▶ _GIVEN EXERCISE_:
Reply with one number only, the count of lines holding the string "contractor".

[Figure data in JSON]
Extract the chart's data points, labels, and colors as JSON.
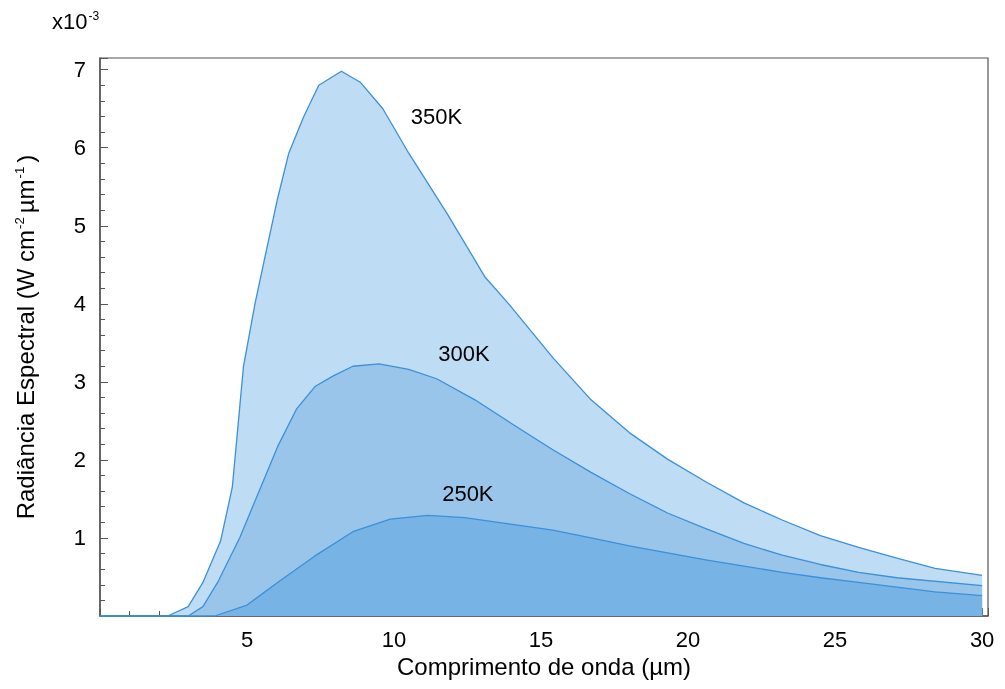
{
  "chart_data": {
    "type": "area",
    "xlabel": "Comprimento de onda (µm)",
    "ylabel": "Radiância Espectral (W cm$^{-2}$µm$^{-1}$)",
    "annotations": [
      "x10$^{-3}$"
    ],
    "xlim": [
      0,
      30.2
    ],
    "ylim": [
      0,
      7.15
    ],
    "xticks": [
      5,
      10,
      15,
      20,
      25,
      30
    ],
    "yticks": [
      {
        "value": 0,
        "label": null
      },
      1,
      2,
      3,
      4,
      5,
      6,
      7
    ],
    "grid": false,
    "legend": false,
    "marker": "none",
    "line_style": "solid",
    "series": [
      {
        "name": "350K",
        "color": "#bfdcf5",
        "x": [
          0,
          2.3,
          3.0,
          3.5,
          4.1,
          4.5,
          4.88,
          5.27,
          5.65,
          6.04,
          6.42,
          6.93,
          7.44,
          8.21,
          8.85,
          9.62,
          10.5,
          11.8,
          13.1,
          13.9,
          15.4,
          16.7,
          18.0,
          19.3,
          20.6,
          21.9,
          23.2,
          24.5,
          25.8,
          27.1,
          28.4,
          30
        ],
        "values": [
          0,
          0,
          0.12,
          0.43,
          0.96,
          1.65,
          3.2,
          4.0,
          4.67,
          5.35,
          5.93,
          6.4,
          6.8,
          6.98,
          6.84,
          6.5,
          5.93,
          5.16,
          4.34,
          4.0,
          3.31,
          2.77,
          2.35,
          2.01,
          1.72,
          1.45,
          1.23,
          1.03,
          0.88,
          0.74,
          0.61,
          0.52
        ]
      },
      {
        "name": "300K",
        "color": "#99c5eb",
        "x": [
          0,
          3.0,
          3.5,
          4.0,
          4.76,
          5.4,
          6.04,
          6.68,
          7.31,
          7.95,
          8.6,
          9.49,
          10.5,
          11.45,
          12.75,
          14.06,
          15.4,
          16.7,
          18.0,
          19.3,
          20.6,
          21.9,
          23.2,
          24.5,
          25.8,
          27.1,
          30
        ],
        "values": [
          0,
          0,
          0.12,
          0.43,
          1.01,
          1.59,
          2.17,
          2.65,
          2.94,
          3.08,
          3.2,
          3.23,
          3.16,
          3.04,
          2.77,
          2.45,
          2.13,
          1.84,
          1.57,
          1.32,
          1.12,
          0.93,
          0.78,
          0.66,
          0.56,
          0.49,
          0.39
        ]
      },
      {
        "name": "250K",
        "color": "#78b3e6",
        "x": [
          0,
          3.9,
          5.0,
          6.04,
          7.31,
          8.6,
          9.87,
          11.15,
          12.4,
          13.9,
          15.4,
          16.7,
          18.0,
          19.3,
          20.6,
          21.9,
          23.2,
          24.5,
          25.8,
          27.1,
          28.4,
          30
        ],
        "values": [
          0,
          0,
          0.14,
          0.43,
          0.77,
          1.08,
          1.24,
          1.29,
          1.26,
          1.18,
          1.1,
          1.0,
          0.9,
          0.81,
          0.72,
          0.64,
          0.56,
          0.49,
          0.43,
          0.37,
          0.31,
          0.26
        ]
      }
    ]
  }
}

...

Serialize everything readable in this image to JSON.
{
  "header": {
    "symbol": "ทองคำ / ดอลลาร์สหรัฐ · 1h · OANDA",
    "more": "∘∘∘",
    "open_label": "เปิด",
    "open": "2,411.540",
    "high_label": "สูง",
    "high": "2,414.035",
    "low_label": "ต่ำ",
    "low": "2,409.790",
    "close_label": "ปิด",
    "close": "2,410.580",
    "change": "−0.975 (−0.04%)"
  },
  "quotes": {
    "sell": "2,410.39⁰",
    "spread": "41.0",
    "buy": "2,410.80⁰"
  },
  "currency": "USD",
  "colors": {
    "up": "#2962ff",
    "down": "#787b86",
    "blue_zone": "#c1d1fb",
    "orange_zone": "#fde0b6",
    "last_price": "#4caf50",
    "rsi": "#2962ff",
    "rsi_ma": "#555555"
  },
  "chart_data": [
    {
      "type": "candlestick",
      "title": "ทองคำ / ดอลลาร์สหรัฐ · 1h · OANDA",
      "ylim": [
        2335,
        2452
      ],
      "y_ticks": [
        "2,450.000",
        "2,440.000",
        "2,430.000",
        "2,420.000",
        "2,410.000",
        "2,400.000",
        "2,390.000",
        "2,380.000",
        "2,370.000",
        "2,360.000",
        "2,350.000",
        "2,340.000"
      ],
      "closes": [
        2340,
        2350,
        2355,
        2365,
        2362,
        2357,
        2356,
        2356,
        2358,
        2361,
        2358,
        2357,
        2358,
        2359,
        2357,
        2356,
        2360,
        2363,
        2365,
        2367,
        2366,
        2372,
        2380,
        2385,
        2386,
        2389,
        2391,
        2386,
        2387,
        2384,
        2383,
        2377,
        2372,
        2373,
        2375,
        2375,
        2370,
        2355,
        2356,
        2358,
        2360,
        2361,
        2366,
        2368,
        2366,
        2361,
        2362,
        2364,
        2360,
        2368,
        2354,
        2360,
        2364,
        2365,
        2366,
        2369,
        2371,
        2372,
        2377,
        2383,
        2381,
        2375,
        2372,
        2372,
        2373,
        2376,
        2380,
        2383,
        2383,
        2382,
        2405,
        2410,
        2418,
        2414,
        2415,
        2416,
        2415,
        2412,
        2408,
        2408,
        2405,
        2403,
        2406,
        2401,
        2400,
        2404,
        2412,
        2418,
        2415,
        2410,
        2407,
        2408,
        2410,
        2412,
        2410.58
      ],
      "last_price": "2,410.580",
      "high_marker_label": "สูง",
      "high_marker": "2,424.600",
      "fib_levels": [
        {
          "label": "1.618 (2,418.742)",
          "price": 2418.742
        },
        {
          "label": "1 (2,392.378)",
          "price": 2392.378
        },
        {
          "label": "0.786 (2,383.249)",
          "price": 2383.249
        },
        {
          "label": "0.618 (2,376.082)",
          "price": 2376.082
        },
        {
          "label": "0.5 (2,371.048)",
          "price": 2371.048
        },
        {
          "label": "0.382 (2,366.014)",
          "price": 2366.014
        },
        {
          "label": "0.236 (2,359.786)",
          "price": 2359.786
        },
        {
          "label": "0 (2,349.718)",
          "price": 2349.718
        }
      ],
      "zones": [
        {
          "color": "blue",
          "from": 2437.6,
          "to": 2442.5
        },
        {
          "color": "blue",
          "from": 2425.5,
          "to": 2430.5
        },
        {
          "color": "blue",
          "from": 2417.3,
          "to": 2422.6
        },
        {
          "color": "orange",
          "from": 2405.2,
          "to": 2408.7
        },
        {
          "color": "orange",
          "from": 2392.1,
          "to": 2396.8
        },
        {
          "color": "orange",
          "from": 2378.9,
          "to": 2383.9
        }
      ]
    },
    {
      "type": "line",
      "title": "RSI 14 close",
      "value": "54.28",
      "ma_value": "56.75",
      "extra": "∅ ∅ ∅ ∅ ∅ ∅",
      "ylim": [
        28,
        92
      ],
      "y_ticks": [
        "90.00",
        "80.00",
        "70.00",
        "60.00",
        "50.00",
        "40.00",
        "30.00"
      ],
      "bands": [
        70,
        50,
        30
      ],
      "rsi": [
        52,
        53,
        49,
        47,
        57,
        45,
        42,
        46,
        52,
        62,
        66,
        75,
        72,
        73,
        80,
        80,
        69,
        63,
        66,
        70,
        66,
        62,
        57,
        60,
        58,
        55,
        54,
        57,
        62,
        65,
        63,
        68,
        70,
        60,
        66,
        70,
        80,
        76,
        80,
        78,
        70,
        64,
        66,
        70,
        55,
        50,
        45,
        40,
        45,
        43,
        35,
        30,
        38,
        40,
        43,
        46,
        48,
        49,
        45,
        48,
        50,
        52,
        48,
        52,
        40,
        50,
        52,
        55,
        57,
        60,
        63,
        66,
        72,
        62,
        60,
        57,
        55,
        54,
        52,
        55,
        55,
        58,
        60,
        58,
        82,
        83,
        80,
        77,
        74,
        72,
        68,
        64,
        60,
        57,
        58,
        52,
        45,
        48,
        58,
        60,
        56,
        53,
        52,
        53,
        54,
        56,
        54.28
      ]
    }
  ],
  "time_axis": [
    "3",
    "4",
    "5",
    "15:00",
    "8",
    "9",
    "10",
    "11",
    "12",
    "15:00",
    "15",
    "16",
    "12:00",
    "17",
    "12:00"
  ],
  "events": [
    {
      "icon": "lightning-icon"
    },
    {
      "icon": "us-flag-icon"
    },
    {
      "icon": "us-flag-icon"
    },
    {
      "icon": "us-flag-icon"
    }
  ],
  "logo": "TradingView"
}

--

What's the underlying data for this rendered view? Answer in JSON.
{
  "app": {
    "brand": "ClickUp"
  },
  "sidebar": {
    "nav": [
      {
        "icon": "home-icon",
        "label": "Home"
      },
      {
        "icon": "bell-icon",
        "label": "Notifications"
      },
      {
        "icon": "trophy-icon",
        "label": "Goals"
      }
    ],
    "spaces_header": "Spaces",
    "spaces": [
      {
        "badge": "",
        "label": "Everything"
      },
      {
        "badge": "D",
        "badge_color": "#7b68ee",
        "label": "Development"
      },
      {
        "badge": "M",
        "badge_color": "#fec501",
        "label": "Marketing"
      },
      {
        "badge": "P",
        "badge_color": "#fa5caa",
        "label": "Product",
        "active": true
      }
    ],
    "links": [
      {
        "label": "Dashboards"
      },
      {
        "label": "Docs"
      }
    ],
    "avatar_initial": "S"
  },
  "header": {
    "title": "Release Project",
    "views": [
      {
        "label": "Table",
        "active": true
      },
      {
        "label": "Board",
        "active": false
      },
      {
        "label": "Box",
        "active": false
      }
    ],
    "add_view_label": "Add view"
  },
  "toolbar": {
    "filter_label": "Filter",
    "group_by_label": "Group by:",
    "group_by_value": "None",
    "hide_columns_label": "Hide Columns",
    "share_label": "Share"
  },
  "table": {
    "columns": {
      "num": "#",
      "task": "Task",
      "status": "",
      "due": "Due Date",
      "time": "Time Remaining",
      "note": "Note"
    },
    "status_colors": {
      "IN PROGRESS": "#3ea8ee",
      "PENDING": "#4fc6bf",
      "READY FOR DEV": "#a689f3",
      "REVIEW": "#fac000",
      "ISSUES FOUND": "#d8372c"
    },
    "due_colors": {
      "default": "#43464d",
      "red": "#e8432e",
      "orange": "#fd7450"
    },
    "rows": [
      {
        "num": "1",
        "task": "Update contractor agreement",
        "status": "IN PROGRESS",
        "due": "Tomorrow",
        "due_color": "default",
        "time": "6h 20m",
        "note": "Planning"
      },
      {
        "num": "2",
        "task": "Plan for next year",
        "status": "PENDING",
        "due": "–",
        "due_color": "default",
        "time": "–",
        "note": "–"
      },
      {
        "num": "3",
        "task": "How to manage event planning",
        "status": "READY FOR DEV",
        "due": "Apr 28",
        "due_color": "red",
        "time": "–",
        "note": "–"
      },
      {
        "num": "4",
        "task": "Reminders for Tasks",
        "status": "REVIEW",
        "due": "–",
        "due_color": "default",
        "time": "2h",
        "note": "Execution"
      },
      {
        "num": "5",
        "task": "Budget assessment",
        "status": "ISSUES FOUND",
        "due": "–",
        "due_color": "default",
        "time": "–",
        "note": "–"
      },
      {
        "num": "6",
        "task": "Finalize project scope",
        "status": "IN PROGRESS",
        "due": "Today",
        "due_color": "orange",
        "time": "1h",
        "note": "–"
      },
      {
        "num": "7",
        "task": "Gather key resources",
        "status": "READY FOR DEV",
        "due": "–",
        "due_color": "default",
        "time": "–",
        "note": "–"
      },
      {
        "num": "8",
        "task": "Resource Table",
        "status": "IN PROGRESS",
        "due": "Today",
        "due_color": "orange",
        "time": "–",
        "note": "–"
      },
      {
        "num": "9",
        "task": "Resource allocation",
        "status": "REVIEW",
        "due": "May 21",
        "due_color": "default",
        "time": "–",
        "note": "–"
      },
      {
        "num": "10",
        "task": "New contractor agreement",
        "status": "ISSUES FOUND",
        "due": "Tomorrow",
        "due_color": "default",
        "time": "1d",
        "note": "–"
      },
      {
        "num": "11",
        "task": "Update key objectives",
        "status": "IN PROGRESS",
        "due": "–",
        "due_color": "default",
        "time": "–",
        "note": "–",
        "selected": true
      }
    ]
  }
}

▶ _TASK ANSWER_:
2